• CHALLENGE
Scan the listing below. Report each line that includes "jarayonini".

[A run of records]
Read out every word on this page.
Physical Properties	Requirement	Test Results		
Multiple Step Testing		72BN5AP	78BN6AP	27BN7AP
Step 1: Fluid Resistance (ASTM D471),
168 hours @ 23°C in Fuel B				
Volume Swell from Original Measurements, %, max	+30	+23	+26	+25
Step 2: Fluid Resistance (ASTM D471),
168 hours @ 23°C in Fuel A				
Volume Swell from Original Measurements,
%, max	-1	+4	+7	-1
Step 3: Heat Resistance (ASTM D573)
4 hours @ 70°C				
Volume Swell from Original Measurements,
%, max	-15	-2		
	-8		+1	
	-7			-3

--

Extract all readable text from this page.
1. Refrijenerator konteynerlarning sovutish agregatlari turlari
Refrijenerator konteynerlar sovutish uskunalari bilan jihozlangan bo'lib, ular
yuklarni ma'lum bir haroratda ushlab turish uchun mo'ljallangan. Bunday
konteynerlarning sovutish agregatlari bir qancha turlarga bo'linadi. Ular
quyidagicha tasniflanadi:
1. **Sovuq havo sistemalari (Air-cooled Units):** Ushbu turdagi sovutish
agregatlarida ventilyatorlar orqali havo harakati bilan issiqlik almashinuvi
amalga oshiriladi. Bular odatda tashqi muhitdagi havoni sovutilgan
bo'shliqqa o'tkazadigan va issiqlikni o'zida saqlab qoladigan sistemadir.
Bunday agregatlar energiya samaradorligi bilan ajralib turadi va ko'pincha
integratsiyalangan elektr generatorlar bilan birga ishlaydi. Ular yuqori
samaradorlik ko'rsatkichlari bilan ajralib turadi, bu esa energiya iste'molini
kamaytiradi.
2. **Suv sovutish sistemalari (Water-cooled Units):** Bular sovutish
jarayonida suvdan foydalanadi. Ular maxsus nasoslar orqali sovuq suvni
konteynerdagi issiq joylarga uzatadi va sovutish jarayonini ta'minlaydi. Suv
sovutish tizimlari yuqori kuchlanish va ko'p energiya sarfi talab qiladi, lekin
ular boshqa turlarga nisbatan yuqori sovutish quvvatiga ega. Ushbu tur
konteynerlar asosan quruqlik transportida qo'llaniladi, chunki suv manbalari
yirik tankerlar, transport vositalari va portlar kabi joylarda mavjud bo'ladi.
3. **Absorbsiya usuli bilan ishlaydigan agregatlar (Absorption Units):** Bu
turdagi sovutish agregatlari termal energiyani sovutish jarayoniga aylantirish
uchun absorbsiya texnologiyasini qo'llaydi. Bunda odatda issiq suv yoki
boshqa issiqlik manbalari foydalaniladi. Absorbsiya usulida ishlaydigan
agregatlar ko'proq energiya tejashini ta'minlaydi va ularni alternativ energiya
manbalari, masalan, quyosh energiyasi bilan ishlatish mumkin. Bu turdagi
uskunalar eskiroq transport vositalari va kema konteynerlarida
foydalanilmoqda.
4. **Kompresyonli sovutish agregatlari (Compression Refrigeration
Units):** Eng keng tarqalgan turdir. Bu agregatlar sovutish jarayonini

...

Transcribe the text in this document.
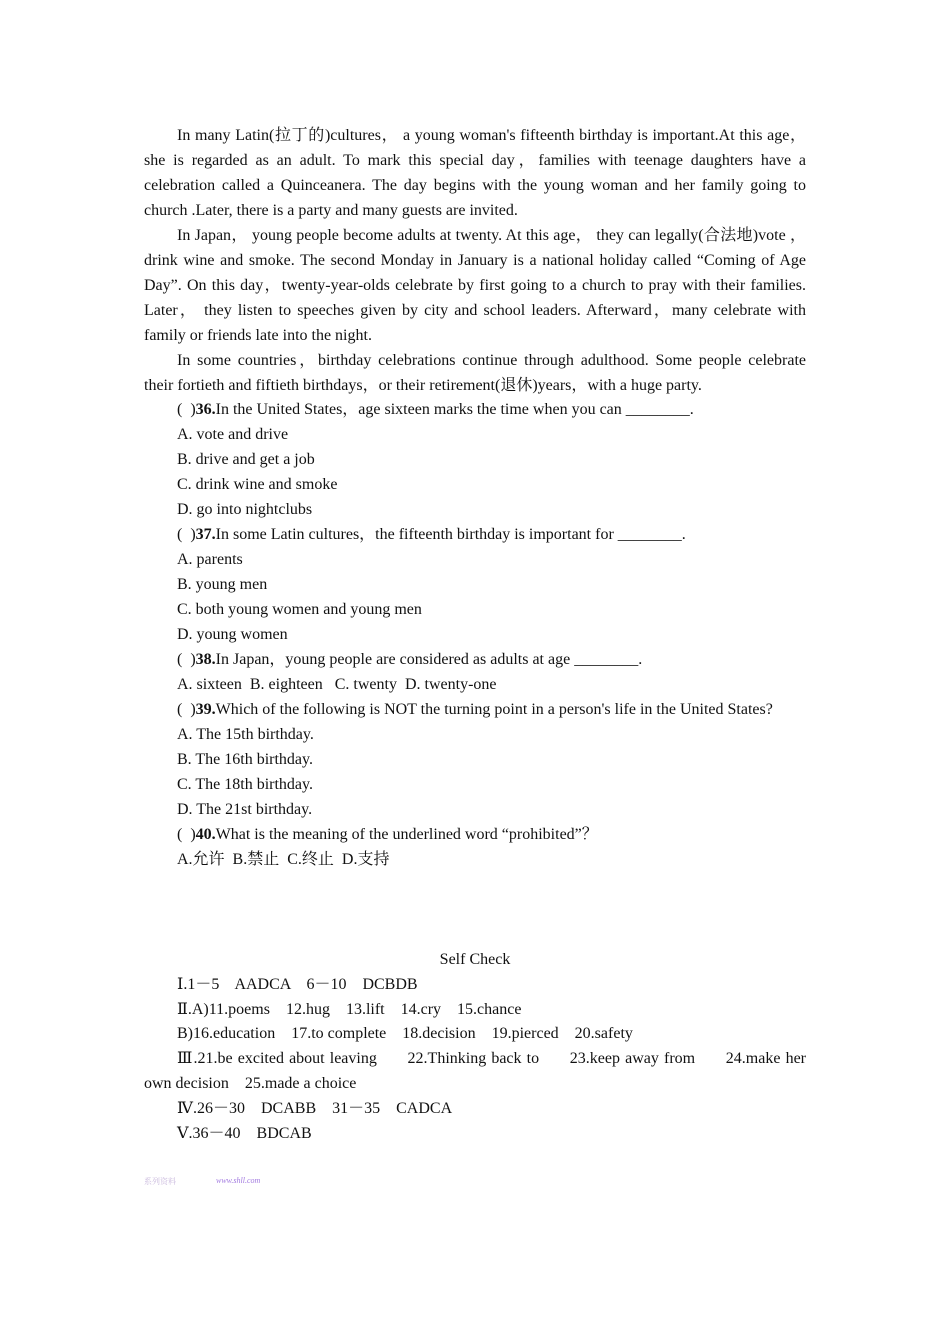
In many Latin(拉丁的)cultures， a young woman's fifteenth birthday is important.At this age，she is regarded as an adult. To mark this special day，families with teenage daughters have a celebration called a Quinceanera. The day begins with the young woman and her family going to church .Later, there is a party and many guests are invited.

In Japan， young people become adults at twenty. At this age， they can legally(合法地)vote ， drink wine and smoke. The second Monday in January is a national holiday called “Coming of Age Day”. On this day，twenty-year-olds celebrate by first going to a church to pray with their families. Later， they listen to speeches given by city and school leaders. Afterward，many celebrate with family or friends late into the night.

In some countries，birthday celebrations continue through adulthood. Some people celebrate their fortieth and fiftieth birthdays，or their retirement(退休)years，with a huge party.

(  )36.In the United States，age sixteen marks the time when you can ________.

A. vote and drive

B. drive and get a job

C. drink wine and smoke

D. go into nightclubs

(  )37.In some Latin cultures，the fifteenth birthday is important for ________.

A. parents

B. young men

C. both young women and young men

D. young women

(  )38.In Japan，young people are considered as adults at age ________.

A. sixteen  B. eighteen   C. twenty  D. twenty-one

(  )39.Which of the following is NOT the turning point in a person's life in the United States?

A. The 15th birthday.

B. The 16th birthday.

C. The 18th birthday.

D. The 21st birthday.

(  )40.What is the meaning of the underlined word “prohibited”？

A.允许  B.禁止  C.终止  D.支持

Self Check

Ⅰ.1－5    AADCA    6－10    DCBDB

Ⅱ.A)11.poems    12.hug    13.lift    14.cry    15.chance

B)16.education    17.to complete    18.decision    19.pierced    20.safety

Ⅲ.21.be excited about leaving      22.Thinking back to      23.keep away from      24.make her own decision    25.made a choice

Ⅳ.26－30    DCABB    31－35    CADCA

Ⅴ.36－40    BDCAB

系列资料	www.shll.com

• ANSWER
konteynerdagi issiq joylarga uzatadi va sovutish jarayonini ta'minlaydi. Suv
Units):** Eng keng tarqalgan turdir. Bu agregatlar sovutish jarayonini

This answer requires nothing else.